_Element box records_

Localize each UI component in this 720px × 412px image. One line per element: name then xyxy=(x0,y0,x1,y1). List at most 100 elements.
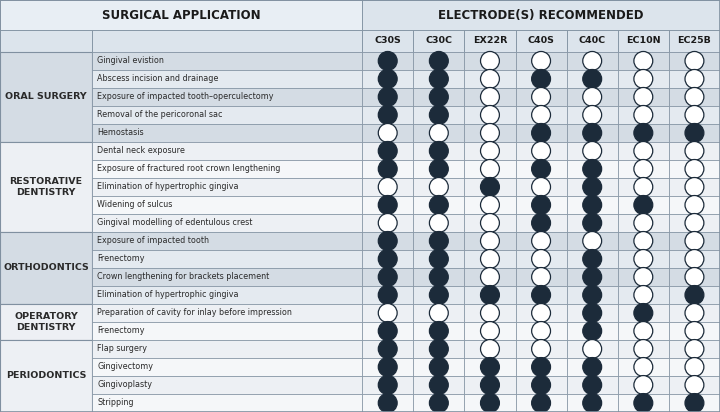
Text: Gingival evistion: Gingival evistion xyxy=(97,56,164,66)
Bar xyxy=(464,178,516,196)
Bar xyxy=(669,268,720,286)
Bar xyxy=(618,88,669,106)
Ellipse shape xyxy=(429,159,449,178)
Ellipse shape xyxy=(531,393,551,412)
Bar xyxy=(464,376,516,394)
Ellipse shape xyxy=(582,159,602,178)
Bar xyxy=(92,304,362,322)
Ellipse shape xyxy=(582,52,602,70)
Bar xyxy=(618,304,669,322)
Ellipse shape xyxy=(582,286,602,304)
Ellipse shape xyxy=(531,286,551,304)
Bar xyxy=(567,178,618,196)
Ellipse shape xyxy=(429,232,449,250)
Ellipse shape xyxy=(634,159,653,178)
Ellipse shape xyxy=(378,376,397,394)
Bar xyxy=(92,232,362,250)
Ellipse shape xyxy=(634,376,653,394)
Ellipse shape xyxy=(429,196,449,214)
Bar xyxy=(464,214,516,232)
Ellipse shape xyxy=(634,213,653,232)
Bar xyxy=(567,394,618,412)
Bar xyxy=(92,142,362,160)
Bar xyxy=(567,52,618,70)
Bar xyxy=(464,160,516,178)
Ellipse shape xyxy=(531,213,551,232)
Bar xyxy=(669,178,720,196)
Bar xyxy=(669,106,720,124)
Bar xyxy=(618,52,669,70)
Ellipse shape xyxy=(582,196,602,214)
Bar xyxy=(567,214,618,232)
Ellipse shape xyxy=(480,141,500,160)
Ellipse shape xyxy=(429,250,449,268)
Bar xyxy=(567,160,618,178)
Bar xyxy=(516,70,567,88)
Ellipse shape xyxy=(582,376,602,394)
Bar xyxy=(413,232,464,250)
Bar xyxy=(362,88,413,106)
Ellipse shape xyxy=(685,213,704,232)
Ellipse shape xyxy=(634,339,653,358)
Bar xyxy=(464,30,516,52)
Text: PERIODONTICS: PERIODONTICS xyxy=(6,372,86,381)
Bar xyxy=(567,124,618,142)
Ellipse shape xyxy=(378,178,397,197)
Bar xyxy=(618,286,669,304)
Bar xyxy=(567,106,618,124)
Bar xyxy=(669,250,720,268)
Bar xyxy=(618,30,669,52)
Bar xyxy=(362,30,413,52)
Ellipse shape xyxy=(582,250,602,268)
Ellipse shape xyxy=(480,87,500,106)
Text: Exposure of fractured root crown lengthening: Exposure of fractured root crown lengthe… xyxy=(97,164,281,173)
Text: SURGICAL APPLICATION: SURGICAL APPLICATION xyxy=(102,9,261,21)
Bar xyxy=(669,304,720,322)
Bar xyxy=(464,88,516,106)
Text: ORTHODONTICS: ORTHODONTICS xyxy=(3,263,89,272)
Bar xyxy=(0,0,362,30)
Bar xyxy=(567,358,618,376)
Bar xyxy=(669,232,720,250)
Bar xyxy=(618,322,669,340)
Ellipse shape xyxy=(378,393,397,412)
Ellipse shape xyxy=(531,52,551,70)
Ellipse shape xyxy=(378,321,397,340)
Bar xyxy=(516,304,567,322)
Bar xyxy=(413,70,464,88)
Ellipse shape xyxy=(378,213,397,232)
Bar xyxy=(516,106,567,124)
Ellipse shape xyxy=(480,250,500,268)
Bar xyxy=(413,322,464,340)
Text: C40S: C40S xyxy=(528,37,554,45)
Bar xyxy=(669,196,720,214)
Ellipse shape xyxy=(685,70,704,88)
Bar xyxy=(92,322,362,340)
Bar xyxy=(92,268,362,286)
Bar xyxy=(464,124,516,142)
Bar xyxy=(362,250,413,268)
Ellipse shape xyxy=(685,52,704,70)
Bar xyxy=(362,322,413,340)
Ellipse shape xyxy=(378,232,397,250)
Bar xyxy=(669,376,720,394)
Ellipse shape xyxy=(378,159,397,178)
Bar xyxy=(0,232,92,304)
Text: Preparation of cavity for inlay before impression: Preparation of cavity for inlay before i… xyxy=(97,309,292,318)
Ellipse shape xyxy=(480,339,500,358)
Bar xyxy=(413,304,464,322)
Bar xyxy=(516,160,567,178)
Ellipse shape xyxy=(685,105,704,124)
Ellipse shape xyxy=(634,52,653,70)
Bar xyxy=(362,394,413,412)
Ellipse shape xyxy=(480,321,500,340)
Bar xyxy=(92,106,362,124)
Bar xyxy=(516,232,567,250)
Ellipse shape xyxy=(531,196,551,214)
Bar xyxy=(669,70,720,88)
Ellipse shape xyxy=(685,339,704,358)
Ellipse shape xyxy=(634,70,653,88)
Ellipse shape xyxy=(685,196,704,214)
Text: Crown lengthening for brackets placement: Crown lengthening for brackets placement xyxy=(97,272,269,281)
Ellipse shape xyxy=(685,178,704,197)
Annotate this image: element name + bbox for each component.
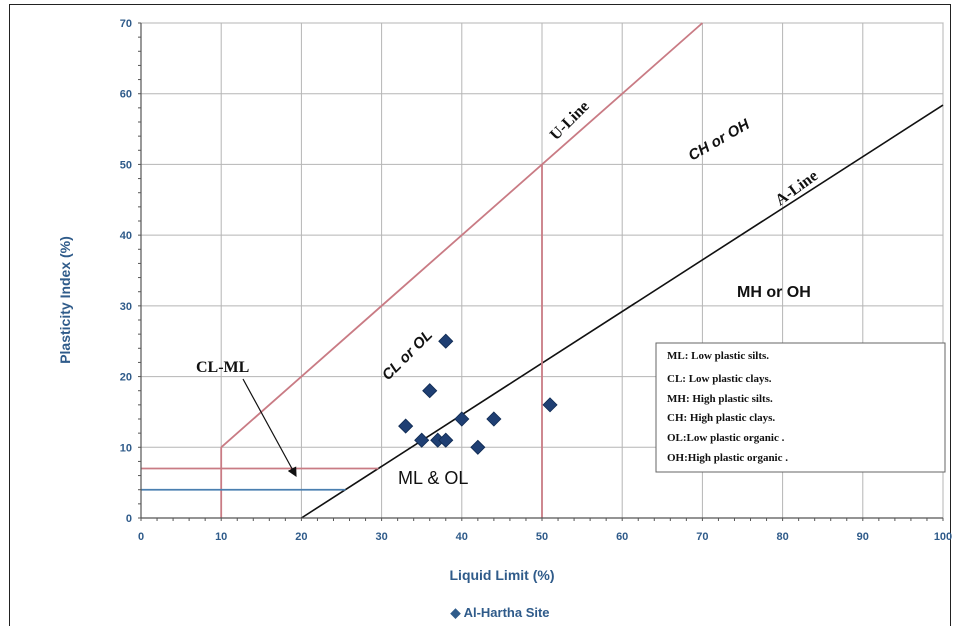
x-axis-title: Liquid Limit (%) [450,567,555,583]
zone-label-ml-ol: ML & OL [398,468,468,488]
x-tick-label: 0 [138,531,144,543]
data-points [398,333,558,455]
tick-labels: 0 10 20 30 40 50 60 70 80 90 100 0 10 20 30 40 50 60 70 [120,18,952,543]
data-point [470,439,486,455]
legend-box [655,342,946,473]
x-tick-label: 100 [934,531,952,543]
legend-line-mh: MH: High plastic silts. [667,393,773,405]
y-tick-label: 40 [120,230,132,242]
y-tick-label: 30 [120,301,132,313]
y-tick-label: 10 [120,442,132,454]
data-point [542,397,558,413]
data-point [438,432,454,448]
legend-line-ch: CH: High plastic clays. [667,412,775,424]
legend-line-ml: ML: Low plastic silts. [667,350,769,362]
data-point [486,411,502,427]
data-point [454,411,470,427]
cl-ml-arrow [242,378,297,478]
data-point [422,383,438,399]
ref-a-line [300,104,944,519]
data-point [414,432,430,448]
zone-label-cl-ml: CL-ML [196,359,249,376]
y-tick-label: 60 [120,89,132,101]
x-tick-label: 60 [616,531,628,543]
axes [138,22,944,521]
x-tick-label: 90 [857,531,869,543]
x-tick-label: 20 [295,531,307,543]
y-tick-label: 50 [120,159,132,171]
legend-line-oh: OH:High plastic organic . [667,452,788,464]
series-legend: ◆ Al-Hartha Site [449,605,549,620]
chart-frame [9,4,951,626]
reference-lines [141,22,944,519]
data-point [438,333,454,349]
x-tick-label: 10 [215,531,227,543]
x-tick-label: 70 [696,531,708,543]
x-tick-label: 40 [456,531,468,543]
legend-line-cl: CL: Low plastic clays. [667,373,772,385]
legend-line-ol: OL:Low plastic organic . [667,432,785,444]
x-tick-label: 30 [375,531,387,543]
y-tick-label: 20 [120,372,132,384]
y-axis-title: Plasticity Index (%) [57,236,73,364]
y-tick-label: 0 [126,513,132,525]
data-point [398,418,414,434]
x-tick-label: 80 [776,531,788,543]
zone-label-mh-oh: MH or OH [737,284,811,301]
y-tick-label: 70 [120,18,132,30]
ref-u-line [220,22,703,448]
x-tick-label: 50 [536,531,548,543]
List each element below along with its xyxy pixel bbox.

_Exercise prompt_
Locate each line in the records above that contains the word "this", and copy every such line.

_Answer in full_
Localize each UI component in this 720px × 412px image. One line per element: name then xyxy=(x0,y0,x1,y1). List at most 100 elements.
Annotate this image: element name + bbox for each component.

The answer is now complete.